INFORMATION SUPPLIED -
......

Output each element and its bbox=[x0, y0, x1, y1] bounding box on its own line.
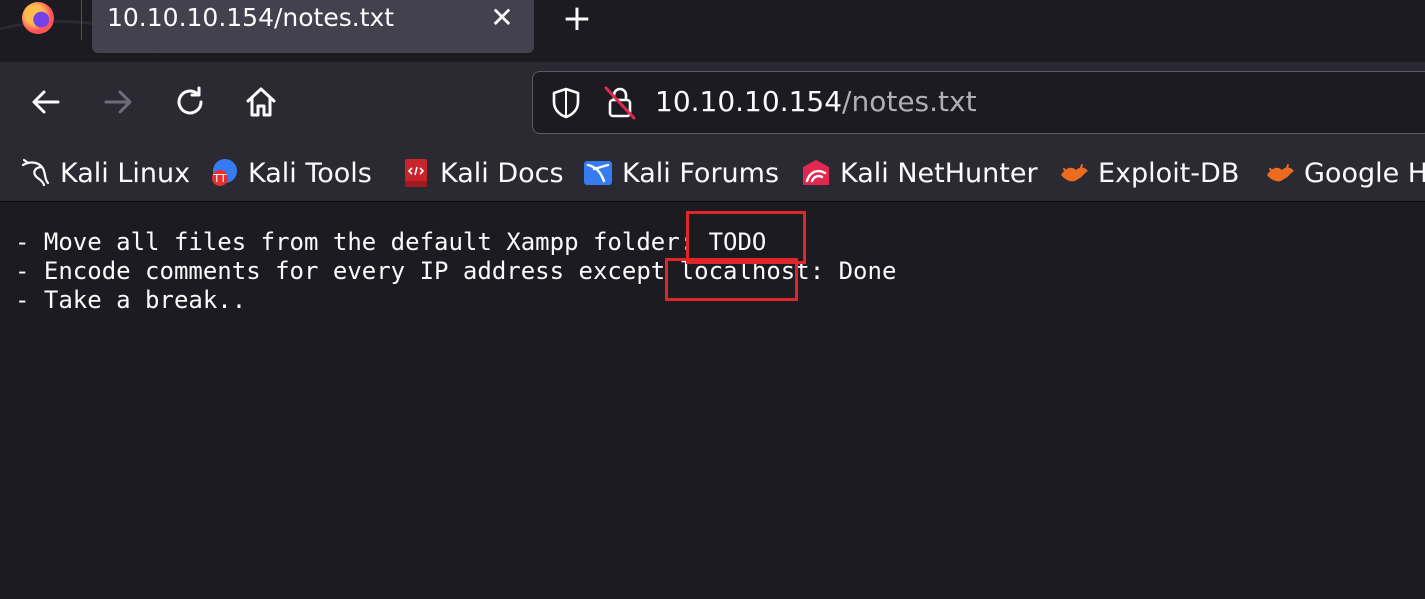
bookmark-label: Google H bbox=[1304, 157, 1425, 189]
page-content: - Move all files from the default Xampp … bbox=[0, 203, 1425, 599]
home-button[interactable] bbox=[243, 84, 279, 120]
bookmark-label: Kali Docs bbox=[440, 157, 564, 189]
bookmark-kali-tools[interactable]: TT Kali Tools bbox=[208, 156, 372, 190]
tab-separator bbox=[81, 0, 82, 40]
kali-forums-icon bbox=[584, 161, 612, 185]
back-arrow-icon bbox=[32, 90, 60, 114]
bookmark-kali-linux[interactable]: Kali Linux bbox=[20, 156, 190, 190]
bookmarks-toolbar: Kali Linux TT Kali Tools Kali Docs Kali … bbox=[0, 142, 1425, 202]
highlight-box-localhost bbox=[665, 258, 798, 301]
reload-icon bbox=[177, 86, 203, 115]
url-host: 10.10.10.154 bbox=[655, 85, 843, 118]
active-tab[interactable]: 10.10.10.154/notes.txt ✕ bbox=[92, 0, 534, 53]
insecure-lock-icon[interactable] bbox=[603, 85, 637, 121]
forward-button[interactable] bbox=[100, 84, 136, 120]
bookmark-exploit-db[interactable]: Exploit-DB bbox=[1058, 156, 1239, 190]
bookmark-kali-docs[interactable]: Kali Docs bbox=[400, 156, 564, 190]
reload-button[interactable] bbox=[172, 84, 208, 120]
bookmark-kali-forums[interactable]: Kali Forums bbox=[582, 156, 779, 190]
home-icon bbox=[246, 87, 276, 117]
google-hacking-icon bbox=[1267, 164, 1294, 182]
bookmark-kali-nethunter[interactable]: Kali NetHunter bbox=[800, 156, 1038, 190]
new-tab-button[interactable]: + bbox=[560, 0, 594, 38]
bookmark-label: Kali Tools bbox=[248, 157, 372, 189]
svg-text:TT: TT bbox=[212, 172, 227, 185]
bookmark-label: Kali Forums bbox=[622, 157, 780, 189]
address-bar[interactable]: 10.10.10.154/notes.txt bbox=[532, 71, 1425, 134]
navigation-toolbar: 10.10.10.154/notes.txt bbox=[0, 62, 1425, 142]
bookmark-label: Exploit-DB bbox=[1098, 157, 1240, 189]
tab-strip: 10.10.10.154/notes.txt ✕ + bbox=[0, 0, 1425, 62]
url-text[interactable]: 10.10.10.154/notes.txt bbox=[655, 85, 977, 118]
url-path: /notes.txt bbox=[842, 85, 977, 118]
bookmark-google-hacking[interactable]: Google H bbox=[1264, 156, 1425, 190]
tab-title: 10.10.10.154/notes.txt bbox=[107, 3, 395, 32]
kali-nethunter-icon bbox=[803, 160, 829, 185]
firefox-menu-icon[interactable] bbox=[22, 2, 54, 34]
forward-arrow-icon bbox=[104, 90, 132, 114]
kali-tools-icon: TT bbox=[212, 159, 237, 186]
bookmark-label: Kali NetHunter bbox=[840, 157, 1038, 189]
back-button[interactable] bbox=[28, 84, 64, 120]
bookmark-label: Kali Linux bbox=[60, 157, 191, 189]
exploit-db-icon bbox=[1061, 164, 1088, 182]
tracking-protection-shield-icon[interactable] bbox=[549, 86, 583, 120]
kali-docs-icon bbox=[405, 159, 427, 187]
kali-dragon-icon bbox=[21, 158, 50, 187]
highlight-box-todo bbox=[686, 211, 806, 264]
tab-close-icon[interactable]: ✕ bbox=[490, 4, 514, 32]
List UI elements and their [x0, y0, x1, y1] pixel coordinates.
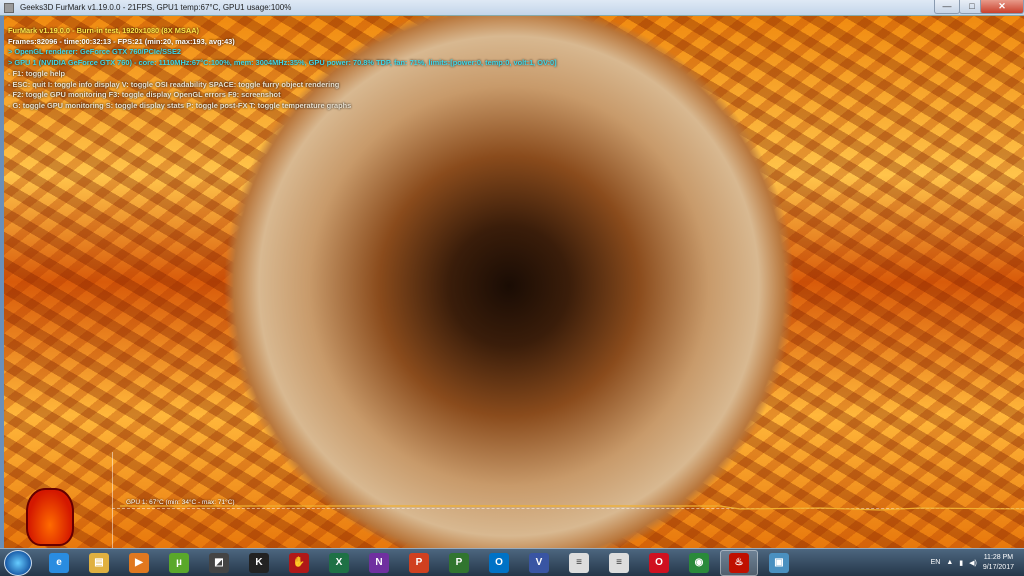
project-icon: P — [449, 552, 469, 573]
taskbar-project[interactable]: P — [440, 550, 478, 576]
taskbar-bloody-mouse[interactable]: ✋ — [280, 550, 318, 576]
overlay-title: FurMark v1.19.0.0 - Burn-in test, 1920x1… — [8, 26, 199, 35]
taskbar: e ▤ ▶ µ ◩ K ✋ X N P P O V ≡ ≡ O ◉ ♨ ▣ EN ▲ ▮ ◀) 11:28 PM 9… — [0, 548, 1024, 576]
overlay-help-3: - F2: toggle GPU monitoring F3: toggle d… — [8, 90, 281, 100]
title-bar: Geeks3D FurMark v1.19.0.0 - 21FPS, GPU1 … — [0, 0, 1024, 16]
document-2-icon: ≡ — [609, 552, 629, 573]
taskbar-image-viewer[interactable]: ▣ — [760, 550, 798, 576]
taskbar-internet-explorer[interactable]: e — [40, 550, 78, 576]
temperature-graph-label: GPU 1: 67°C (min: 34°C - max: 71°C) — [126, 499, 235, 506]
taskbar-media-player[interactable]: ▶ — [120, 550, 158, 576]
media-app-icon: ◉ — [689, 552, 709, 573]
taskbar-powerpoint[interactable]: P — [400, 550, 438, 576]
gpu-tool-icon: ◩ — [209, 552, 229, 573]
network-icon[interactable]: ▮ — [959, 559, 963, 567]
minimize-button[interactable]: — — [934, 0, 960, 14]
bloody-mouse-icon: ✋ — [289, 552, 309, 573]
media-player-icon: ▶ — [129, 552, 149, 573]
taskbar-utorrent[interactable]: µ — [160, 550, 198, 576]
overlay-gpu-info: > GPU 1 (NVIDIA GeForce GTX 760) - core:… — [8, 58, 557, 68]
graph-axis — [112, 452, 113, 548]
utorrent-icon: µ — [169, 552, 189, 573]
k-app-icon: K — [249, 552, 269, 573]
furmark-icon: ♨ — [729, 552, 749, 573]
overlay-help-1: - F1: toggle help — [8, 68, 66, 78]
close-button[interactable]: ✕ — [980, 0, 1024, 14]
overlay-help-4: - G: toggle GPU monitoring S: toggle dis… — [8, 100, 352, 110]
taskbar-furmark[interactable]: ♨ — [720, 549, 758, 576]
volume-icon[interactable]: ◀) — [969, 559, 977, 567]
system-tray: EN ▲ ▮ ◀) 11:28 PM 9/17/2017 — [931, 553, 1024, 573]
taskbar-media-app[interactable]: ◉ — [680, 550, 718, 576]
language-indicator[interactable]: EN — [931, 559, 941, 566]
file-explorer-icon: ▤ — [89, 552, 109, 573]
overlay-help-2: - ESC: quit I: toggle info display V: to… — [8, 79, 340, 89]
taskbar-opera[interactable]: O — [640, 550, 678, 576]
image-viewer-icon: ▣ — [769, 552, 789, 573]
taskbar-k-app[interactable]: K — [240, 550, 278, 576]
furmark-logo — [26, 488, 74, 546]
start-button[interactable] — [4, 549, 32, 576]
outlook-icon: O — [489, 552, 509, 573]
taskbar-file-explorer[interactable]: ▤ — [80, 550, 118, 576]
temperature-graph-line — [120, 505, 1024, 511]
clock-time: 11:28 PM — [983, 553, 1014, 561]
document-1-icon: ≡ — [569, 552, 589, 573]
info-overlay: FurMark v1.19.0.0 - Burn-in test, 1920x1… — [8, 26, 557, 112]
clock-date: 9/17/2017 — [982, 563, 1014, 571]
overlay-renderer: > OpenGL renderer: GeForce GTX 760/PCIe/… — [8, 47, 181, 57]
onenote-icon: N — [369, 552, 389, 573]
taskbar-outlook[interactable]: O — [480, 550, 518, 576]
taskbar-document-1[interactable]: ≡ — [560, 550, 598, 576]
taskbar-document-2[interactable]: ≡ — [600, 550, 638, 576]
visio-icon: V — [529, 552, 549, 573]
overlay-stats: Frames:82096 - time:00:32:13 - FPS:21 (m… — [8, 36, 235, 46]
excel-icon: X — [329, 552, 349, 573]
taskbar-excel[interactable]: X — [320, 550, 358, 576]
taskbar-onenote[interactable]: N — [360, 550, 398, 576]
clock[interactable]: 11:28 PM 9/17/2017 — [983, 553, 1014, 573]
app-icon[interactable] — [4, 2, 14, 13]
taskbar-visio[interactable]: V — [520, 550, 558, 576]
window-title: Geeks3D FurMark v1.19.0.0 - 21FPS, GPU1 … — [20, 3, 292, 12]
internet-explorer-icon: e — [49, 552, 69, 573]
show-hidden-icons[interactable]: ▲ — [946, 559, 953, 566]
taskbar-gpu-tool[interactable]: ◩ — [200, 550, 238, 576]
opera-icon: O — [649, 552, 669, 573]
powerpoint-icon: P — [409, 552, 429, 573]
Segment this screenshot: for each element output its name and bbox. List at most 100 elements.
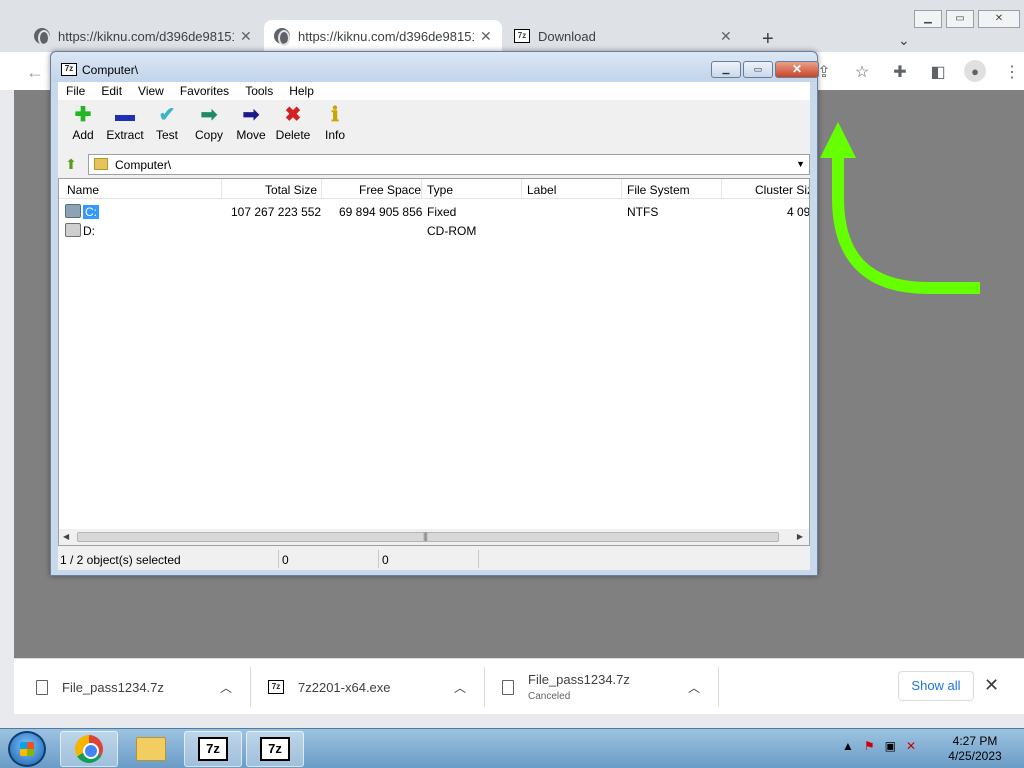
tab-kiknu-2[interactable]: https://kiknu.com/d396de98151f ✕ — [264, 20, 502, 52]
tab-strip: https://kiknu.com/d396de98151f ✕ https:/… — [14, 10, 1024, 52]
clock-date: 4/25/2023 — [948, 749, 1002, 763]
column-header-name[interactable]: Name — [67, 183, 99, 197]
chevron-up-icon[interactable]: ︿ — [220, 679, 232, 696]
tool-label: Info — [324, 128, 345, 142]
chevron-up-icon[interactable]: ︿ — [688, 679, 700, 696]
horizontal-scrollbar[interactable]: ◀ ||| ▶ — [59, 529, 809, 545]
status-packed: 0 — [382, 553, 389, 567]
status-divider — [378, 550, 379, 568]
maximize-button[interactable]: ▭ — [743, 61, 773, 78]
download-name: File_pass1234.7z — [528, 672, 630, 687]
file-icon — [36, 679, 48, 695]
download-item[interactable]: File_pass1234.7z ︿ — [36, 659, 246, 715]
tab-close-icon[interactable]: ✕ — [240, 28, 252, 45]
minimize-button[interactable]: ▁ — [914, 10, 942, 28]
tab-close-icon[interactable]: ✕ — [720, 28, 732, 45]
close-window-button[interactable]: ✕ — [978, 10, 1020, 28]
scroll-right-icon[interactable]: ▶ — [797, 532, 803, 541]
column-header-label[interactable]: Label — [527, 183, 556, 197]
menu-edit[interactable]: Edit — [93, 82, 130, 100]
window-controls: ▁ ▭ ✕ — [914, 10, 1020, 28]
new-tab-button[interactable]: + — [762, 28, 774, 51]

......

TASK OBJECTIVE - Identify every line in the listing above that contains the string "strip", and copy each of those lines in full.

TASK OUTPUT -
tab-strip: 10.10.10.154/notes.txt ✕ + bbox=[0, 0, 1425, 62]
tab-strip: https://kiknu.com/d396de98151f ✕ https:/… — [14, 10, 1024, 52]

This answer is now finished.